• _Directions_:
Copy each line below exactly and leave the pictures out.

(Recorded data)
====

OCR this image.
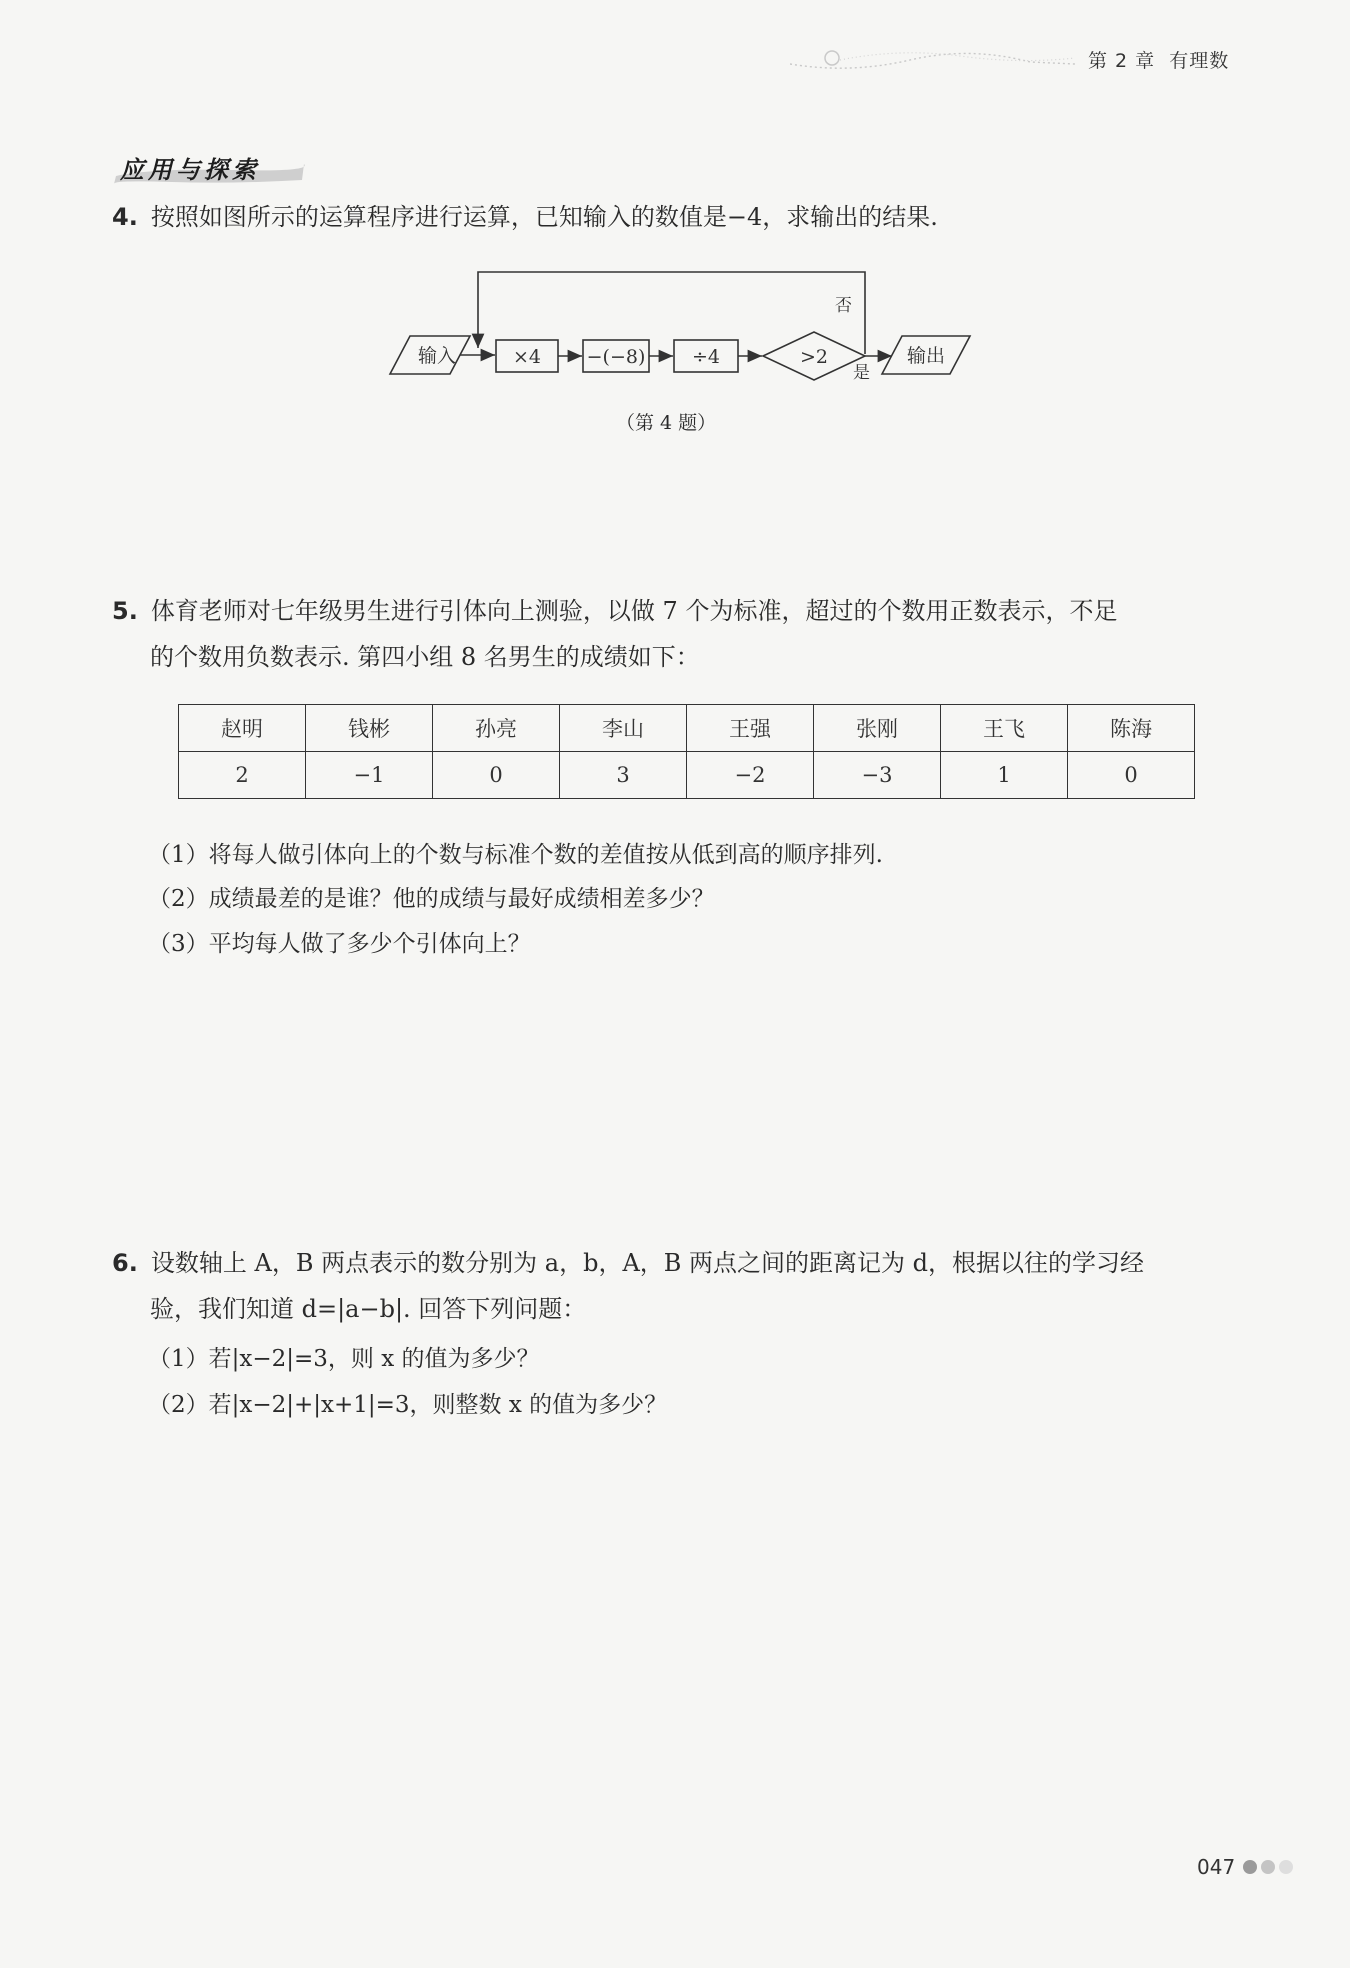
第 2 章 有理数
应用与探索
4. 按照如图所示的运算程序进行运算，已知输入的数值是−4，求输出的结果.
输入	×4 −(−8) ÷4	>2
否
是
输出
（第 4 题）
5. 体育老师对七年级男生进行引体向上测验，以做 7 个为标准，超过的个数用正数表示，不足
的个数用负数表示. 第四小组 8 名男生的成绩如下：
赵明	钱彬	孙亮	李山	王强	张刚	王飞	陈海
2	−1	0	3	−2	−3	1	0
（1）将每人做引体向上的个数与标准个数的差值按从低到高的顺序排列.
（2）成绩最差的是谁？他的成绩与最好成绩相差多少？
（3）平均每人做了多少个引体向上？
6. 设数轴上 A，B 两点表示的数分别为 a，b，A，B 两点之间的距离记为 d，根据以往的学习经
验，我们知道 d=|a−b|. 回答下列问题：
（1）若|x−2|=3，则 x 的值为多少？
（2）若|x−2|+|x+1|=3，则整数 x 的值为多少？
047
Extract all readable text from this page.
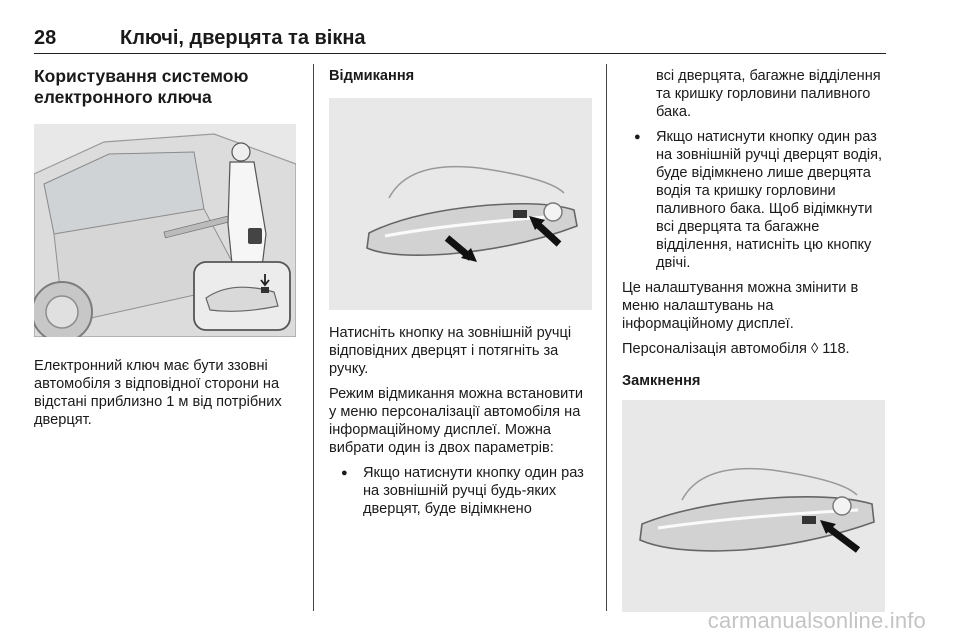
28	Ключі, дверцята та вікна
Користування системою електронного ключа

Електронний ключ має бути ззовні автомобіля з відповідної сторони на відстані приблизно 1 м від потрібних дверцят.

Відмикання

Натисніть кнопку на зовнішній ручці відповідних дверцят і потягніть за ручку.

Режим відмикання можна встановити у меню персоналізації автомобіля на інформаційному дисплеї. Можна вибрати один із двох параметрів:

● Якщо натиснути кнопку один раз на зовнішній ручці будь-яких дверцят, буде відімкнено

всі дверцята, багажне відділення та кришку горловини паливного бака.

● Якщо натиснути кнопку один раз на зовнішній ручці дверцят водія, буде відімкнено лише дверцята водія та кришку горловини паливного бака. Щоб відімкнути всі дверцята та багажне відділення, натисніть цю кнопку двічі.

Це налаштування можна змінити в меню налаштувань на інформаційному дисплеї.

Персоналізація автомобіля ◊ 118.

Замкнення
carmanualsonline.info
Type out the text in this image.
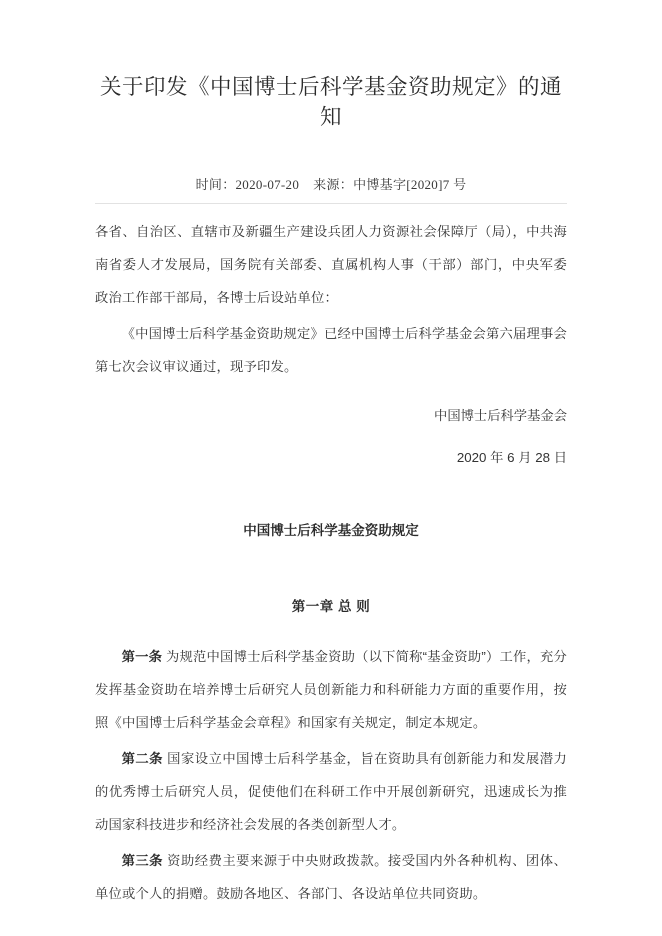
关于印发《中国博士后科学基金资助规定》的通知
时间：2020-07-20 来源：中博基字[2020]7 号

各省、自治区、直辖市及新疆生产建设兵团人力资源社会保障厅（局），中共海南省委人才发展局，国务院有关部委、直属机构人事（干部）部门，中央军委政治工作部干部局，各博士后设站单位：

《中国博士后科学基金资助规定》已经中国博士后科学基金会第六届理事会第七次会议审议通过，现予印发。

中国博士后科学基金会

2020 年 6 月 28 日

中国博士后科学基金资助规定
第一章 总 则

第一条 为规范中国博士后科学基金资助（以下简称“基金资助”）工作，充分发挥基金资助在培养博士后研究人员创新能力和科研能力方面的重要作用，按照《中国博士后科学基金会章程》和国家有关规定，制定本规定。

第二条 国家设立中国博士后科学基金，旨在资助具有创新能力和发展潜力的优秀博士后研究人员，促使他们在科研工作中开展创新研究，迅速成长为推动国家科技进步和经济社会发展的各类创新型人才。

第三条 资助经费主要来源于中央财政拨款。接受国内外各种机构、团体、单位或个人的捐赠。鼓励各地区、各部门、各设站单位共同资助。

====

• _Correct result_:
OCR this image.
第 2 章 有理数
应用与探索
4. 按照如图所示的运算程序进行运算，已知输入的数值是−4，求输出的结果.
输入	×4 −(−8) ÷4	>2
否
是
输出
（第 4 题）
5. 体育老师对七年级男生进行引体向上测验，以做 7 个为标准，超过的个数用正数表示，不足
的个数用负数表示. 第四小组 8 名男生的成绩如下：
赵明	钱彬	孙亮	李山	王强	张刚	王飞	陈海
2	−1	0	3	−2	−3	1	0
（1）将每人做引体向上的个数与标准个数的差值按从低到高的顺序排列.
（2）成绩最差的是谁？他的成绩与最好成绩相差多少？
（3）平均每人做了多少个引体向上？
6. 设数轴上 A，B 两点表示的数分别为 a，b，A，B 两点之间的距离记为 d，根据以往的学习经
验，我们知道 d=|a−b|. 回答下列问题：
（1）若|x−2|=3，则 x 的值为多少？
（2）若|x−2|+|x+1|=3，则整数 x 的值为多少？
047
Extract all readable text from this page.
28	Ключі, дверцята та вікна
Користування системою електронного ключа

Електронний ключ має бути ззовні автомобіля з відповідної сторони на відстані приблизно 1 м від потрібних дверцят.

Відмикання

Натисніть кнопку на зовнішній ручці відповідних дверцят і потягніть за ручку.

Режим відмикання можна встановити у меню персоналізації автомобіля на інформаційному дисплеї. Можна вибрати один із двох параметрів:

● Якщо натиснути кнопку один раз на зовнішній ручці будь-яких дверцят, буде відімкнено

всі дверцята, багажне відділення та кришку горловини паливного бака.

● Якщо натиснути кнопку один раз на зовнішній ручці дверцят водія, буде відімкнено лише дверцята водія та кришку горловини паливного бака. Щоб відімкнути всі дверцята та багажне відділення, натисніть цю кнопку двічі.

Це налаштування можна змінити в меню налаштувань на інформаційному дисплеї.

Персоналізація автомобіля ◊ 118.

Замкнення
carmanualsonline.info
Type out the text in this image.
关于印发《中国博士后科学基金资助规定》的通知
时间：2020-07-20 来源：中博基字[2020]7 号

各省、自治区、直辖市及新疆生产建设兵团人力资源社会保障厅（局），中共海南省委人才发展局，国务院有关部委、直属机构人事（干部）部门，中央军委政治工作部干部局，各博士后设站单位：

《中国博士后科学基金资助规定》已经中国博士后科学基金会第六届理事会第七次会议审议通过，现予印发。

中国博士后科学基金会

2020 年 6 月 28 日

中国博士后科学基金资助规定
第一章 总 则

第一条 为规范中国博士后科学基金资助（以下简称“基金资助”）工作，充分发挥基金资助在培养博士后研究人员创新能力和科研能力方面的重要作用，按照《中国博士后科学基金会章程》和国家有关规定，制定本规定。

第二条 国家设立中国博士后科学基金，旨在资助具有创新能力和发展潜力的优秀博士后研究人员，促使他们在科研工作中开展创新研究，迅速成长为推动国家科技进步和经济社会发展的各类创新型人才。

第三条 资助经费主要来源于中央财政拨款。接受国内外各种机构、团体、单位或个人的捐赠。鼓励各地区、各部门、各设站单位共同资助。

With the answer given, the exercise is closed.